Written task »
Transcribe the records below exactly, leaving out any pictures.

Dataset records

** BEGIN **

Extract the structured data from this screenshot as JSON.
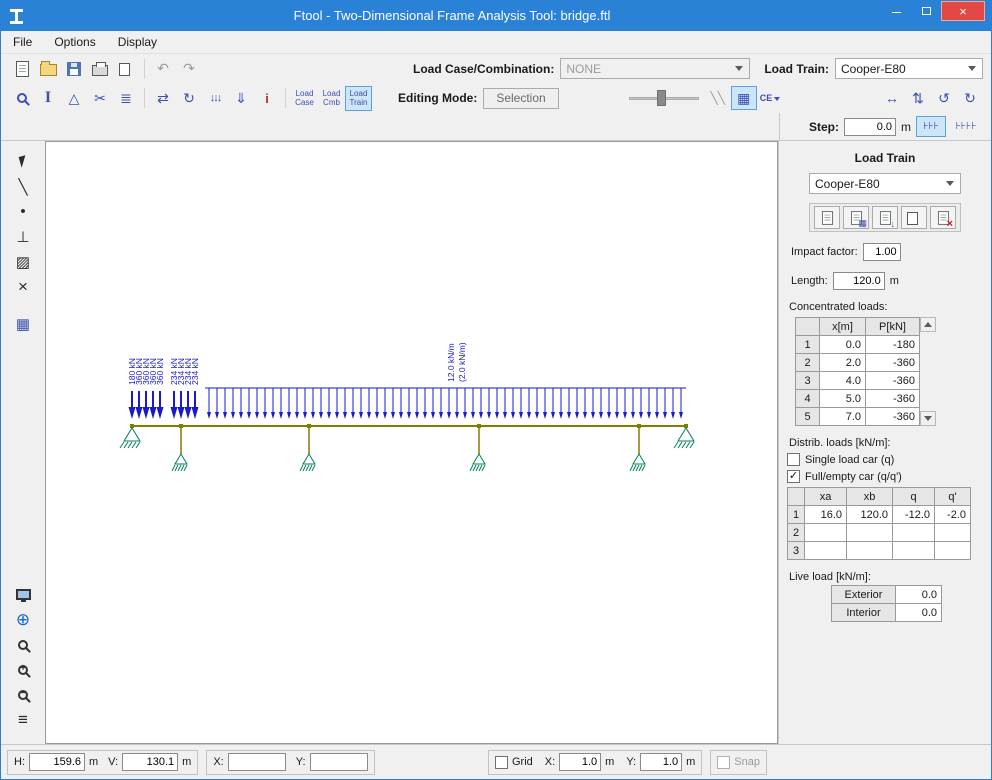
{
  "window": {
    "title": "Ftool - Two-Dimensional Frame Analysis Tool: bridge.ftl"
  },
  "menu": {
    "file": "File",
    "options": "Options",
    "display": "Display"
  },
  "toolbar1": {
    "load_case_label": "Load Case/Combination:",
    "load_case_value": "NONE",
    "load_train_label": "Load Train:",
    "load_train_value": "Cooper-E80"
  },
  "toolbar2": {
    "load_case_btn": [
      "Load",
      "Case"
    ],
    "load_cmb_btn": [
      "Load",
      "Cmb"
    ],
    "load_train_btn": [
      "Load",
      "Train"
    ],
    "editing_mode_label": "Editing Mode:",
    "editing_mode_value": "Selection",
    "ce_label": "CE"
  },
  "step": {
    "label": "Step:",
    "value": "0.0",
    "unit": "m"
  },
  "panel": {
    "title": "Load Train",
    "train_name": "Cooper-E80",
    "impact_label": "Impact factor:",
    "impact_value": "1.00",
    "length_label": "Length:",
    "length_value": "120.0",
    "length_unit": "m",
    "conc_title": "Concentrated loads:",
    "conc_headers": [
      "x[m]",
      "P[kN]"
    ],
    "conc_rows": [
      {
        "n": "1",
        "x": "0.0",
        "p": "-180"
      },
      {
        "n": "2",
        "x": "2.0",
        "p": "-360"
      },
      {
        "n": "3",
        "x": "4.0",
        "p": "-360"
      },
      {
        "n": "4",
        "x": "5.0",
        "p": "-360"
      },
      {
        "n": "5",
        "x": "7.0",
        "p": "-360"
      }
    ],
    "distrib_title": "Distrib. loads [kN/m]:",
    "single_car_label": "Single load car (q)",
    "full_car_label": "Full/empty car (q/q')",
    "distrib_headers": [
      "xa",
      "xb",
      "q",
      "q'"
    ],
    "distrib_rows": [
      {
        "n": "1",
        "xa": "16.0",
        "xb": "120.0",
        "q": "-12.0",
        "qp": "-2.0"
      },
      {
        "n": "2",
        "xa": "",
        "xb": "",
        "q": "",
        "qp": ""
      },
      {
        "n": "3",
        "xa": "",
        "xb": "",
        "q": "",
        "qp": ""
      }
    ],
    "live_title": "Live load [kN/m]:",
    "live_rows": [
      {
        "label": "Exterior",
        "value": "0.0"
      },
      {
        "label": "Interior",
        "value": "0.0"
      }
    ]
  },
  "canvas": {
    "conc_labels": [
      "180 kN",
      "360 kN",
      "360 kN",
      "360 kN",
      "360 kN",
      "234 kN",
      "234 kN",
      "234 kN",
      "234 kN"
    ],
    "dist_label_main": "12.0 kN/m",
    "dist_label_alt": "(2.0 kN/m)",
    "colors": {
      "load": "#1a1acd",
      "beam": "#7e7e00",
      "support": "#00805a"
    }
  },
  "statusbar": {
    "h_label": "H:",
    "h_value": "159.6",
    "h_unit": "m",
    "v_label": "V:",
    "v_value": "130.1",
    "v_unit": "m",
    "x_label": "X:",
    "x_value": "",
    "y_label": "Y:",
    "y_value": "",
    "grid_label": "Grid",
    "grid_x_label": "X:",
    "grid_x_value": "1.0",
    "grid_x_unit": "m",
    "grid_y_label": "Y:",
    "grid_y_value": "1.0",
    "grid_y_unit": "m",
    "snap_label": "Snap"
  }
}
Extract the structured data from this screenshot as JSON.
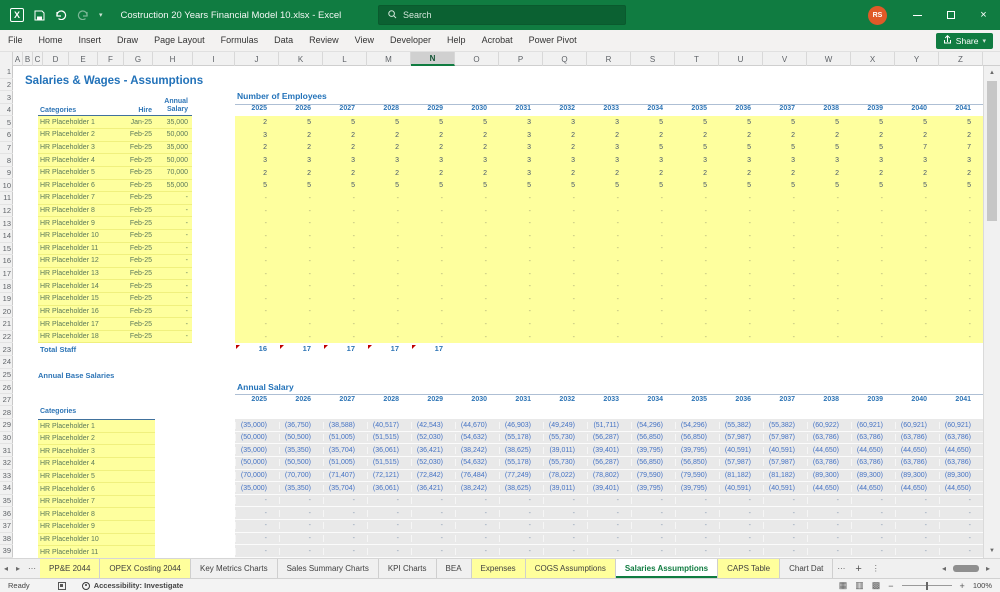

** END **

The solution »
Extract the structured data from this screenshot as JSON.
{
  "window": {
    "title": "Ftool - Two-Dimensional Frame Analysis Tool: bridge.ftl"
  },
  "menu": {
    "file": "File",
    "options": "Options",
    "display": "Display"
  },
  "toolbar1": {
    "load_case_label": "Load Case/Combination:",
    "load_case_value": "NONE",
    "load_train_label": "Load Train:",
    "load_train_value": "Cooper-E80"
  },
  "toolbar2": {
    "load_case_btn": [
      "Load",
      "Case"
    ],
    "load_cmb_btn": [
      "Load",
      "Cmb"
    ],
    "load_train_btn": [
      "Load",
      "Train"
    ],
    "editing_mode_label": "Editing Mode:",
    "editing_mode_value": "Selection",
    "ce_label": "CE"
  },
  "step": {
    "label": "Step:",
    "value": "0.0",
    "unit": "m"
  },
  "panel": {
    "title": "Load Train",
    "train_name": "Cooper-E80",
    "impact_label": "Impact factor:",
    "impact_value": "1.00",
    "length_label": "Length:",
    "length_value": "120.0",
    "length_unit": "m",
    "conc_title": "Concentrated loads:",
    "conc_headers": [
      "x[m]",
      "P[kN]"
    ],
    "conc_rows": [
      {
        "n": "1",
        "x": "0.0",
        "p": "-180"
      },
      {
        "n": "2",
        "x": "2.0",
        "p": "-360"
      },
      {
        "n": "3",
        "x": "4.0",
        "p": "-360"
      },
      {
        "n": "4",
        "x": "5.0",
        "p": "-360"
      },
      {
        "n": "5",
        "x": "7.0",
        "p": "-360"
      }
    ],
    "distrib_title": "Distrib. loads [kN/m]:",
    "single_car_label": "Single load car (q)",
    "full_car_label": "Full/empty car (q/q')",
    "distrib_headers": [
      "xa",
      "xb",
      "q",
      "q'"
    ],
    "distrib_rows": [
      {
        "n": "1",
        "xa": "16.0",
        "xb": "120.0",
        "q": "-12.0",
        "qp": "-2.0"
      },
      {
        "n": "2",
        "xa": "",
        "xb": "",
        "q": "",
        "qp": ""
      },
      {
        "n": "3",
        "xa": "",
        "xb": "",
        "q": "",
        "qp": ""
      }
    ],
    "live_title": "Live load [kN/m]:",
    "live_rows": [
      {
        "label": "Exterior",
        "value": "0.0"
      },
      {
        "label": "Interior",
        "value": "0.0"
      }
    ]
  },
  "canvas": {
    "conc_labels": [
      "180 kN",
      "360 kN",
      "360 kN",
      "360 kN",
      "360 kN",
      "234 kN",
      "234 kN",
      "234 kN",
      "234 kN"
    ],
    "dist_label_main": "12.0 kN/m",
    "dist_label_alt": "(2.0 kN/m)",
    "colors": {
      "load": "#1a1acd",
      "beam": "#7e7e00",
      "support": "#00805a"
    }
  },
  "statusbar": {
    "h_label": "H:",
    "h_value": "159.6",
    "h_unit": "m",
    "v_label": "V:",
    "v_value": "130.1",
    "v_unit": "m",
    "x_label": "X:",
    "x_value": "",
    "y_label": "Y:",
    "y_value": "",
    "grid_label": "Grid",
    "grid_x_label": "X:",
    "grid_x_value": "1.0",
    "grid_x_unit": "m",
    "grid_y_label": "Y:",
    "grid_y_value": "1.0",
    "grid_y_unit": "m",
    "snap_label": "Snap"
  }
}
Extract the structured data from this screenshot as JSON.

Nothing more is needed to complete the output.